** Begin Source material **

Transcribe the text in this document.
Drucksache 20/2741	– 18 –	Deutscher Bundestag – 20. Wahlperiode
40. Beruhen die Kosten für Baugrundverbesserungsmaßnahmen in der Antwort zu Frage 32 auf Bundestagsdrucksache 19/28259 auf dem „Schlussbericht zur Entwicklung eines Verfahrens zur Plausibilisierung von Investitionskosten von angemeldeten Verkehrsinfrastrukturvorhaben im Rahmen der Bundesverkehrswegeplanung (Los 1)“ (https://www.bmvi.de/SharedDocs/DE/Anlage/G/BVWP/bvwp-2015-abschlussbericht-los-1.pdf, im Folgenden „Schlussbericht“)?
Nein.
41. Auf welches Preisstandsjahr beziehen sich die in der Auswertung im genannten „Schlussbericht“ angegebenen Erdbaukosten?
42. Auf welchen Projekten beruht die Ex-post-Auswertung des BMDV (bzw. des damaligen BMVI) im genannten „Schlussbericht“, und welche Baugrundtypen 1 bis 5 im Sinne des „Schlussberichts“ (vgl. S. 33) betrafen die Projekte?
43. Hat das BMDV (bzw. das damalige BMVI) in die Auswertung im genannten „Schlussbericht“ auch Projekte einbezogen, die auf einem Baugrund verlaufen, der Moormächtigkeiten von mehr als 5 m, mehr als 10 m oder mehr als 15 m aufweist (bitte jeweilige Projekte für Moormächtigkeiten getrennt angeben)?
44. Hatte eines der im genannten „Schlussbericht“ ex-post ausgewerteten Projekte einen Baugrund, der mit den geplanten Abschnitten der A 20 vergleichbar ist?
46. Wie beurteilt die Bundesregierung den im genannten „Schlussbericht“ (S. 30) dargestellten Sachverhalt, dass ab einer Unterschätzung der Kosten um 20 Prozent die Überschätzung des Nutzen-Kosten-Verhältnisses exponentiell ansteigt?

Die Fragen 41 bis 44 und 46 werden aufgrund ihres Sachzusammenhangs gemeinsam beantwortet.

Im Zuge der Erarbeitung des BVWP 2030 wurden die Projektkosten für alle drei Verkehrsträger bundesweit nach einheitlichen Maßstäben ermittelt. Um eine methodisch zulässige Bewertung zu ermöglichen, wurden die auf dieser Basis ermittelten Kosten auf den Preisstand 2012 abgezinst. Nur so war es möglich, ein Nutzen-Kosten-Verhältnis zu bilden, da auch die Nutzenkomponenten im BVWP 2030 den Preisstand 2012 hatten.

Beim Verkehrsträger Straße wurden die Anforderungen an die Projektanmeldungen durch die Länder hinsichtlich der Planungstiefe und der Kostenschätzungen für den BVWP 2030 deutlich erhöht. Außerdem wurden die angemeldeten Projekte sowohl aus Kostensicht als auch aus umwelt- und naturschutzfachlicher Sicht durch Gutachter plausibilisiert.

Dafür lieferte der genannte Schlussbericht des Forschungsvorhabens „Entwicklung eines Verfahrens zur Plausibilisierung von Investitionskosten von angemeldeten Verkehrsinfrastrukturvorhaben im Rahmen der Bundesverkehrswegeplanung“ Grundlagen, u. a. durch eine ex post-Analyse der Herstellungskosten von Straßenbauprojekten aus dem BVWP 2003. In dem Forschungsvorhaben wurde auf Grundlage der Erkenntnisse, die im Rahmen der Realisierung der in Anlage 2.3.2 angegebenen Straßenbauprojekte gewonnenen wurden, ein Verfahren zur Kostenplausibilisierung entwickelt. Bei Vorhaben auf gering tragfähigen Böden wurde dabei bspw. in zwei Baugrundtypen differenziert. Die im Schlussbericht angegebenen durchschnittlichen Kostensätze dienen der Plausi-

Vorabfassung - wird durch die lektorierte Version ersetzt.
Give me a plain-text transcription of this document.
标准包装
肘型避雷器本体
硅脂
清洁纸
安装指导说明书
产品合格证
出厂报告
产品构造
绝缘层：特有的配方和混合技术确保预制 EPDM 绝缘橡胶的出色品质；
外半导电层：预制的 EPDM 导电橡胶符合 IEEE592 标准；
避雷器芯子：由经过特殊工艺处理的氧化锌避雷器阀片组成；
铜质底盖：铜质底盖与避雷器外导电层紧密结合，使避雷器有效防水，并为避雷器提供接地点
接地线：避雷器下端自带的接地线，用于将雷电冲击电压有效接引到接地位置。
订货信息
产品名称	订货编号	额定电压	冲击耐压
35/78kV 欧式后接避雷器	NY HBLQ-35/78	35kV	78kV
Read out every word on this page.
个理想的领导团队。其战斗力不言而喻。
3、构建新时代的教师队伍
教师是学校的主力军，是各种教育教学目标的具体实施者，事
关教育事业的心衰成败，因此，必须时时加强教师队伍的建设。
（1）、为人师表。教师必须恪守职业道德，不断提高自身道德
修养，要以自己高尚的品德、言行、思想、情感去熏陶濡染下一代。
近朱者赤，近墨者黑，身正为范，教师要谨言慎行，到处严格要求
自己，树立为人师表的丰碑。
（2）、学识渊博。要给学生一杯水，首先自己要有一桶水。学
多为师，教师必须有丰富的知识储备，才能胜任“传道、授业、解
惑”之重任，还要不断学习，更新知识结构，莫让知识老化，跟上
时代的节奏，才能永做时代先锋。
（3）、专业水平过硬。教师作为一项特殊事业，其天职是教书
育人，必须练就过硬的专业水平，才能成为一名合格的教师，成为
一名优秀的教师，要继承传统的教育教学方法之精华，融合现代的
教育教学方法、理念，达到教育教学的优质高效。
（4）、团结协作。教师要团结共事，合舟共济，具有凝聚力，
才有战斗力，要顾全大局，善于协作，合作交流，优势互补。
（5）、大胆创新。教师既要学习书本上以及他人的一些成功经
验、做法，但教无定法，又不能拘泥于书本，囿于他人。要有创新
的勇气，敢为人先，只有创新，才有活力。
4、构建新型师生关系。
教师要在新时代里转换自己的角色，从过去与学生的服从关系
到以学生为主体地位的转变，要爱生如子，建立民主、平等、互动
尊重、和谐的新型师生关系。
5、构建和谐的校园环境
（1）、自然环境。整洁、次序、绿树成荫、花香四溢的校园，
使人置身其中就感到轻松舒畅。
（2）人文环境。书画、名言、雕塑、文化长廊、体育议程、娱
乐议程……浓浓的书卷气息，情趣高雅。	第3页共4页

** End Source material **

> [Work to do]: Look through the entries above and list every line containing "Bundesverkehrswegeplanung".

> [Solution]:
40. Beruhen die Kosten für Baugrundverbesserungsmaßnahmen in der Antwort zu Frage 32 auf Bundestagsdrucksache 19/28259 auf dem „Schlussbericht zur Entwicklung eines Verfahrens zur Plausibilisierung von Investitionskosten von angemeldeten Verkehrsinfrastrukturvorhaben im Rahmen der Bundesverkehrswegeplanung (Los 1)“ (https://www.bmvi.de/SharedDocs/DE/Anlage/G/BVWP/bvwp-2015-abschlussbericht-los-1.pdf, im Folgenden „Schlussbericht“)?
Dafür lieferte der genannte Schlussbericht des Forschungsvorhabens „Entwicklung eines Verfahrens zur Plausibilisierung von Investitionskosten von angemeldeten Verkehrsinfrastrukturvorhaben im Rahmen der Bundesverkehrswegeplanung“ Grundlagen, u. a. durch eine ex post-Analyse der Herstellungskosten von Straßenbauprojekten aus dem BVWP 2003. In dem Forschungsvorhaben wurde auf Grundlage der Erkenntnisse, die im Rahmen der Realisierung der in Anlage 2.3.2 angegebenen Straßenbauprojekte gewonnenen wurden, ein Verfahren zur Kostenplausibilisierung entwickelt. Bei Vorhaben auf gering tragfähigen Böden wurde dabei bspw. in zwei Baugrundtypen differenziert. Die im Schlussbericht angegebenen durchschnittlichen Kostensätze dienen der Plausi-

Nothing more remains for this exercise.